• **Exercise task**
Write out each line beneath this one exactly as it reads.

• **Material for this exercise**
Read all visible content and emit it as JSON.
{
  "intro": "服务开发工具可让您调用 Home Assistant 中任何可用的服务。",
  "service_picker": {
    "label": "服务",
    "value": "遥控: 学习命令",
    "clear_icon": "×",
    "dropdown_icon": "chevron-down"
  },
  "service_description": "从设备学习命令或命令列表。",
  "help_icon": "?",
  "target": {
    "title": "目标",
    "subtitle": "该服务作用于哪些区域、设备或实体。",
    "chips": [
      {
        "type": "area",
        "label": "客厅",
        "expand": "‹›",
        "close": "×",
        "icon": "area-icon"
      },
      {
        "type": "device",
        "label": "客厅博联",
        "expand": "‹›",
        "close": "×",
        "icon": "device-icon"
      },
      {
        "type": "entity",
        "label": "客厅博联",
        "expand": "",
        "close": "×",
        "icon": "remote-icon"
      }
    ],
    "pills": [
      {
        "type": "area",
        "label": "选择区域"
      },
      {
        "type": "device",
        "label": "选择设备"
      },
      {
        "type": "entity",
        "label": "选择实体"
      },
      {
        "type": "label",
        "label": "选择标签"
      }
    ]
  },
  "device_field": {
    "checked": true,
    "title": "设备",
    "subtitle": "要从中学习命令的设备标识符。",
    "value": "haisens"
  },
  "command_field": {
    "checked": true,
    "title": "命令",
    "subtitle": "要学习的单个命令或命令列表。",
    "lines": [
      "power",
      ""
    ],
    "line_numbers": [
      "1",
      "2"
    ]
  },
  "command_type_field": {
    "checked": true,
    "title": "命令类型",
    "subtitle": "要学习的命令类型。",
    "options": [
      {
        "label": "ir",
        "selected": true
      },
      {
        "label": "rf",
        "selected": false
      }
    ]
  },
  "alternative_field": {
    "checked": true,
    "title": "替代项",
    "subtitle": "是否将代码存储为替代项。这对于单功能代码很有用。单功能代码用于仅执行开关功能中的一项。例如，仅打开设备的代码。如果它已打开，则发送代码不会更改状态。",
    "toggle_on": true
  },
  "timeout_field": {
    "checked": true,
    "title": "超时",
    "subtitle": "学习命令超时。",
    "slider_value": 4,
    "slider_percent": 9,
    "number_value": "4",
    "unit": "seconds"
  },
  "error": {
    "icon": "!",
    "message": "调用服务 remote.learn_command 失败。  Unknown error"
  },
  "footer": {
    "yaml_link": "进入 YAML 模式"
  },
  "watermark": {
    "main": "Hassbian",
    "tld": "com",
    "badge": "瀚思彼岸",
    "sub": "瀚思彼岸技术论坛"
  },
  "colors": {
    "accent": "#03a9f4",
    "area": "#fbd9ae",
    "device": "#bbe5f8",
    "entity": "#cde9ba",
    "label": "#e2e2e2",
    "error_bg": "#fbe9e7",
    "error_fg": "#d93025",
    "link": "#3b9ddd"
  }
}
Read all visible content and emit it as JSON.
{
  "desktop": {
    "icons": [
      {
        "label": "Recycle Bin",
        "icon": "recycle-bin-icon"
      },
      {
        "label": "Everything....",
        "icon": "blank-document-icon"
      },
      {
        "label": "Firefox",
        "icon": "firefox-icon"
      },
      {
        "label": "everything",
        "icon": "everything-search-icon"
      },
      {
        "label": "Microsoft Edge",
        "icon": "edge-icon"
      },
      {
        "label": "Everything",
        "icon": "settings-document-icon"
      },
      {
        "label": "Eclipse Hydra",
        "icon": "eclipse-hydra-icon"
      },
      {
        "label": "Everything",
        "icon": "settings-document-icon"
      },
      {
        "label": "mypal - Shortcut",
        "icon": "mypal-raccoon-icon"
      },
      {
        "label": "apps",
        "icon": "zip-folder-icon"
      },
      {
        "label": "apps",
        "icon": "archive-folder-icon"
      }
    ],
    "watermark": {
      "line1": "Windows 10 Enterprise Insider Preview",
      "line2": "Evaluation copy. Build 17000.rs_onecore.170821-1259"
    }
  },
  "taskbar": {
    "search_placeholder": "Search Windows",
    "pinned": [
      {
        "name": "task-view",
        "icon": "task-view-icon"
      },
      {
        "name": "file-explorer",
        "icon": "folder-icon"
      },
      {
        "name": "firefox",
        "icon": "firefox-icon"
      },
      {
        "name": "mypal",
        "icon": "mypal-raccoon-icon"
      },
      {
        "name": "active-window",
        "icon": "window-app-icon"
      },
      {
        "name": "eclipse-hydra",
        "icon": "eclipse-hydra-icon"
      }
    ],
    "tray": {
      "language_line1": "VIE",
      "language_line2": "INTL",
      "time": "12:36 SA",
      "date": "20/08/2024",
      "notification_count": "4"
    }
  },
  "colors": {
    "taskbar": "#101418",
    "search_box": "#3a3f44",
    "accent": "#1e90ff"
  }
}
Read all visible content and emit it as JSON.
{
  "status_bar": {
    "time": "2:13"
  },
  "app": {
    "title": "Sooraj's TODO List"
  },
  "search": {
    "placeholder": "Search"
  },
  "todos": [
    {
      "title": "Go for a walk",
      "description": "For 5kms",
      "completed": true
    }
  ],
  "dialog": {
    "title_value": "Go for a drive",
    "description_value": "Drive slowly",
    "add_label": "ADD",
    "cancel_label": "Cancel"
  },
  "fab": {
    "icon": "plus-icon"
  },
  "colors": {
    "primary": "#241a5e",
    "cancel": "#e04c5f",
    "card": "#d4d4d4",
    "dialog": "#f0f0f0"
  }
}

• **Output**
Read all visible content and emit it as JSON.
{
  "intro": "服务开发工具可让您调用 Home Assistant 中任何可用的服务。",
  "service_picker": {
    "label": "服务",
    "value": "遥控: 学习命令",
    "clear_icon": "×",
    "dropdown_icon": "chevron-down"
  },
  "service_description": "从设备学习命令或命令列表。",
  "help_icon": "?",
  "target": {
    "title": "目标",
    "subtitle": "该服务作用于哪些区域、设备或实体。",
    "chips": [
      {
        "type": "area",
        "label": "客厅",
        "expand": "‹›",
        "close": "×",
        "icon": "area-icon"
      },
      {
        "type": "device",
        "label": "客厅博联",
        "expand": "‹›",
        "close": "×",
        "icon": "device-icon"
      },
      {
        "type": "entity",
        "label": "客厅博联",
        "expand": "",
        "close": "×",
        "icon": "remote-icon"
      }
    ],
    "pills": [
      {
        "type": "area",
        "label": "选择区域"
      },
      {
        "type": "device",
        "label": "选择设备"
      },
      {
        "type": "entity",
        "label": "选择实体"
      },
      {
        "type": "label",
        "label": "选择标签"
      }
    ]
  },
  "device_field": {
    "checked": true,
    "title": "设备",
    "subtitle": "要从中学习命令的设备标识符。",
    "value": "haisens"
  },
  "command_field": {
    "checked": true,
    "title": "命令",
    "subtitle": "要学习的单个命令或命令列表。",
    "lines": [
      "power",
      ""
    ],
    "line_numbers": [
      "1",
      "2"
    ]
  },
  "command_type_field": {
    "checked": true,
    "title": "命令类型",
    "subtitle": "要学习的命令类型。",
    "options": [
      {
        "label": "ir",
        "selected": true
      },
      {
        "label": "rf",
        "selected": false
      }
    ]
  },
  "alternative_field": {
    "checked": true,
    "title": "替代项",
    "subtitle": "是否将代码存储为替代项。这对于单功能代码很有用。单功能代码用于仅执行开关功能中的一项。例如，仅打开设备的代码。如果它已打开，则发送代码不会更改状态。",
    "toggle_on": true
  },
  "timeout_field": {
    "checked": true,
    "title": "超时",
    "subtitle": "学习命令超时。",
    "slider_value": 4,
    "slider_percent": 9,
    "number_value": "4",
    "unit": "seconds"
  },
  "error": {
    "icon": "!",
    "message": "调用服务 remote.learn_command 失败。  Unknown error"
  },
  "footer": {
    "yaml_link": "进入 YAML 模式"
  },
  "watermark": {
    "main": "Hassbian",
    "tld": "com",
    "badge": "瀚思彼岸",
    "sub": "瀚思彼岸技术论坛"
  },
  "colors": {
    "accent": "#03a9f4",
    "area": "#fbd9ae",
    "device": "#bbe5f8",
    "entity": "#cde9ba",
    "label": "#e2e2e2",
    "error_bg": "#fbe9e7",
    "error_fg": "#d93025",
    "link": "#3b9ddd"
  }
}
Read all visible content and emit it as JSON.
{
  "desktop": {
    "icons": [
      {
        "label": "Recycle Bin",
        "icon": "recycle-bin-icon"
      },
      {
        "label": "Everything....",
        "icon": "blank-document-icon"
      },
      {
        "label": "Firefox",
        "icon": "firefox-icon"
      },
      {
        "label": "everything",
        "icon": "everything-search-icon"
      },
      {
        "label": "Microsoft Edge",
        "icon": "edge-icon"
      },
      {
        "label": "Everything",
        "icon": "settings-document-icon"
      },
      {
        "label": "Eclipse Hydra",
        "icon": "eclipse-hydra-icon"
      },
      {
        "label": "Everything",
        "icon": "settings-document-icon"
      },
      {
        "label": "mypal - Shortcut",
        "icon": "mypal-raccoon-icon"
      },
      {
        "label": "apps",
        "icon": "zip-folder-icon"
      },
      {
        "label": "apps",
        "icon": "archive-folder-icon"
      }
    ],
    "watermark": {
      "line1": "Windows 10 Enterprise Insider Preview",
      "line2": "Evaluation copy. Build 17000.rs_onecore.170821-1259"
    }
  },
  "taskbar": {
    "search_placeholder": "Search Windows",
    "pinned": [
      {
        "name": "task-view",
        "icon": "task-view-icon"
      },
      {
        "name": "file-explorer",
        "icon": "folder-icon"
      },
      {
        "name": "firefox",
        "icon": "firefox-icon"
      },
      {
        "name": "mypal",
        "icon": "mypal-raccoon-icon"
      },
      {
        "name": "active-window",
        "icon": "window-app-icon"
      },
      {
        "name": "eclipse-hydra",
        "icon": "eclipse-hydra-icon"
      }
    ],
    "tray": {
      "language_line1": "VIE",
      "language_line2": "INTL",
      "time": "12:36 SA",
      "date": "20/08/2024",
      "notification_count": "4"
    }
  },
  "colors": {
    "taskbar": "#101418",
    "search_box": "#3a3f44",
    "accent": "#1e90ff"
  }
}
Read all visible content and emit it as JSON.
{
  "status_bar": {
    "time": "2:13"
  },
  "app": {
    "title": "Sooraj's TODO List"
  },
  "search": {
    "placeholder": "Search"
  },
  "todos": [
    {
      "title": "Go for a walk",
      "description": "For 5kms",
      "completed": true
    }
  ],
  "dialog": {
    "title_value": "Go for a drive",
    "description_value": "Drive slowly",
    "add_label": "ADD",
    "cancel_label": "Cancel"
  },
  "fab": {
    "icon": "plus-icon"
  },
  "colors": {
    "primary": "#241a5e",
    "cancel": "#e04c5f",
    "card": "#d4d4d4",
    "dialog": "#f0f0f0"
  }
}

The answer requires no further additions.